━━━ Material provided ━━━

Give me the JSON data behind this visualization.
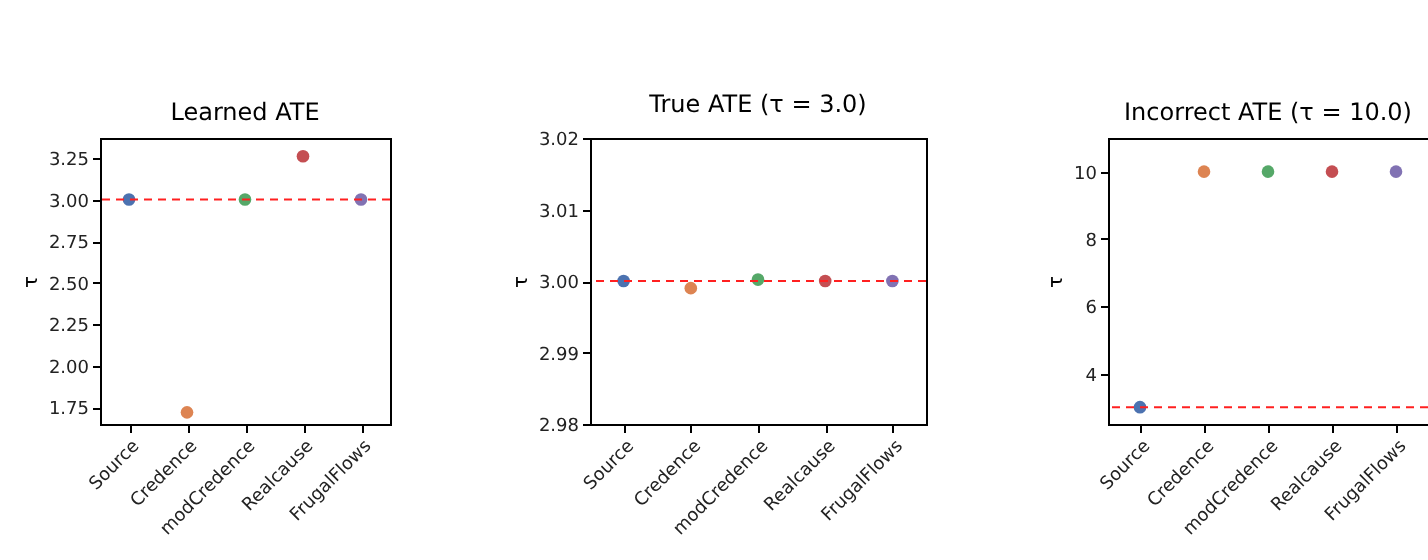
{
  "chart_data": [
    {
      "type": "scatter",
      "title": "Learned ATE",
      "ylabel": "τ",
      "categories": [
        "Source",
        "Credence",
        "modCredence",
        "Realcause",
        "FrugalFlows"
      ],
      "ylim": [
        1.65,
        3.37
      ],
      "yticks": [
        1.75,
        {
          "value": 2.0,
          "label": "2.00"
        },
        2.25,
        {
          "value": 2.5,
          "label": "2.50"
        },
        2.75,
        {
          "value": 3.0,
          "label": "3.00"
        },
        3.25
      ],
      "grid": false,
      "legend": false,
      "marker": "circle",
      "ref_lines": [
        {
          "axis": "y",
          "value": 3.0,
          "color": "#ff2020",
          "line_style": "dashed"
        }
      ],
      "series": [
        {
          "color": "#4c72b0",
          "x": [
            "Source"
          ],
          "values": [
            3.0
          ]
        },
        {
          "color": "#dd8452",
          "x": [
            "Credence"
          ],
          "values": [
            1.72
          ]
        },
        {
          "color": "#55a868",
          "x": [
            "modCredence"
          ],
          "values": [
            3.0
          ]
        },
        {
          "color": "#c44e52",
          "x": [
            "Realcause"
          ],
          "values": [
            3.26
          ]
        },
        {
          "color": "#8172b3",
          "x": [
            "FrugalFlows"
          ],
          "values": [
            3.0
          ]
        }
      ]
    },
    {
      "type": "scatter",
      "title": "True ATE (τ = 3.0)",
      "ylabel": "τ",
      "categories": [
        "Source",
        "Credence",
        "modCredence",
        "Realcause",
        "FrugalFlows"
      ],
      "ylim": [
        2.98,
        3.02
      ],
      "yticks": [
        2.98,
        2.99,
        {
          "value": 3.0,
          "label": "3.00"
        },
        3.01,
        3.02
      ],
      "grid": false,
      "legend": false,
      "marker": "circle",
      "ref_lines": [
        {
          "axis": "y",
          "value": 3.0,
          "color": "#ff2020",
          "line_style": "dashed"
        }
      ],
      "series": [
        {
          "color": "#4c72b0",
          "x": [
            "Source"
          ],
          "values": [
            3.0
          ]
        },
        {
          "color": "#dd8452",
          "x": [
            "Credence"
          ],
          "values": [
            2.999
          ]
        },
        {
          "color": "#55a868",
          "x": [
            "modCredence"
          ],
          "values": [
            3.0002
          ]
        },
        {
          "color": "#c44e52",
          "x": [
            "Realcause"
          ],
          "values": [
            3.0
          ]
        },
        {
          "color": "#8172b3",
          "x": [
            "FrugalFlows"
          ],
          "values": [
            3.0
          ]
        }
      ]
    },
    {
      "type": "scatter",
      "title": "Incorrect ATE (τ = 10.0)",
      "ylabel": "τ",
      "categories": [
        "Source",
        "Credence",
        "modCredence",
        "Realcause",
        "FrugalFlows"
      ],
      "ylim": [
        2.5,
        11
      ],
      "yticks": [
        4,
        6,
        8,
        10
      ],
      "grid": false,
      "legend": false,
      "marker": "circle",
      "ref_lines": [
        {
          "axis": "y",
          "value": 3.0,
          "color": "#ff2020",
          "line_style": "dashed"
        }
      ],
      "series": [
        {
          "color": "#4c72b0",
          "x": [
            "Source"
          ],
          "values": [
            3.0
          ]
        },
        {
          "color": "#dd8452",
          "x": [
            "Credence"
          ],
          "values": [
            10.0
          ]
        },
        {
          "color": "#55a868",
          "x": [
            "modCredence"
          ],
          "values": [
            10.0
          ]
        },
        {
          "color": "#c44e52",
          "x": [
            "Realcause"
          ],
          "values": [
            10.0
          ]
        },
        {
          "color": "#8172b3",
          "x": [
            "FrugalFlows"
          ],
          "values": [
            10.0
          ]
        }
      ]
    }
  ]
}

━━━

• _Task objective_: Pictures are not part of the copy; reproduce everything else in the records exactly.

• _Task solution_:
Give me the JSON data behind this visualization.
{
  "chart_data": [
    {
      "type": "scatter",
      "title": "Learned ATE",
      "ylabel": "τ",
      "categories": [
        "Source",
        "Credence",
        "modCredence",
        "Realcause",
        "FrugalFlows"
      ],
      "ylim": [
        1.65,
        3.37
      ],
      "yticks": [
        1.75,
        {
          "value": 2.0,
          "label": "2.00"
        },
        2.25,
        {
          "value": 2.5,
          "label": "2.50"
        },
        2.75,
        {
          "value": 3.0,
          "label": "3.00"
        },
        3.25
      ],
      "grid": false,
      "legend": false,
      "marker": "circle",
      "ref_lines": [
        {
          "axis": "y",
          "value": 3.0,
          "color": "#ff2020",
          "line_style": "dashed"
        }
      ],
      "series": [
        {
          "color": "#4c72b0",
          "x": [
            "Source"
          ],
          "values": [
            3.0
          ]
        },
        {
          "color": "#dd8452",
          "x": [
            "Credence"
          ],
          "values": [
            1.72
          ]
        },
        {
          "color": "#55a868",
          "x": [
            "modCredence"
          ],
          "values": [
            3.0
          ]
        },
        {
          "color": "#c44e52",
          "x": [
            "Realcause"
          ],
          "values": [
            3.26
          ]
        },
        {
          "color": "#8172b3",
          "x": [
            "FrugalFlows"
          ],
          "values": [
            3.0
          ]
        }
      ]
    },
    {
      "type": "scatter",
      "title": "True ATE (τ = 3.0)",
      "ylabel": "τ",
      "categories": [
        "Source",
        "Credence",
        "modCredence",
        "Realcause",
        "FrugalFlows"
      ],
      "ylim": [
        2.98,
        3.02
      ],
      "yticks": [
        2.98,
        2.99,
        {
          "value": 3.0,
          "label": "3.00"
        },
        3.01,
        3.02
      ],
      "grid": false,
      "legend": false,
      "marker": "circle",
      "ref_lines": [
        {
          "axis": "y",
          "value": 3.0,
          "color": "#ff2020",
          "line_style": "dashed"
        }
      ],
      "series": [
        {
          "color": "#4c72b0",
          "x": [
            "Source"
          ],
          "values": [
            3.0
          ]
        },
        {
          "color": "#dd8452",
          "x": [
            "Credence"
          ],
          "values": [
            2.999
          ]
        },
        {
          "color": "#55a868",
          "x": [
            "modCredence"
          ],
          "values": [
            3.0002
          ]
        },
        {
          "color": "#c44e52",
          "x": [
            "Realcause"
          ],
          "values": [
            3.0
          ]
        },
        {
          "color": "#8172b3",
          "x": [
            "FrugalFlows"
          ],
          "values": [
            3.0
          ]
        }
      ]
    },
    {
      "type": "scatter",
      "title": "Incorrect ATE (τ = 10.0)",
      "ylabel": "τ",
      "categories": [
        "Source",
        "Credence",
        "modCredence",
        "Realcause",
        "FrugalFlows"
      ],
      "ylim": [
        2.5,
        11
      ],
      "yticks": [
        4,
        6,
        8,
        10
      ],
      "grid": false,
      "legend": false,
      "marker": "circle",
      "ref_lines": [
        {
          "axis": "y",
          "value": 3.0,
          "color": "#ff2020",
          "line_style": "dashed"
        }
      ],
      "series": [
        {
          "color": "#4c72b0",
          "x": [
            "Source"
          ],
          "values": [
            3.0
          ]
        },
        {
          "color": "#dd8452",
          "x": [
            "Credence"
          ],
          "values": [
            10.0
          ]
        },
        {
          "color": "#55a868",
          "x": [
            "modCredence"
          ],
          "values": [
            10.0
          ]
        },
        {
          "color": "#c44e52",
          "x": [
            "Realcause"
          ],
          "values": [
            10.0
          ]
        },
        {
          "color": "#8172b3",
          "x": [
            "FrugalFlows"
          ],
          "values": [
            10.0
          ]
        }
      ]
    }
  ]
}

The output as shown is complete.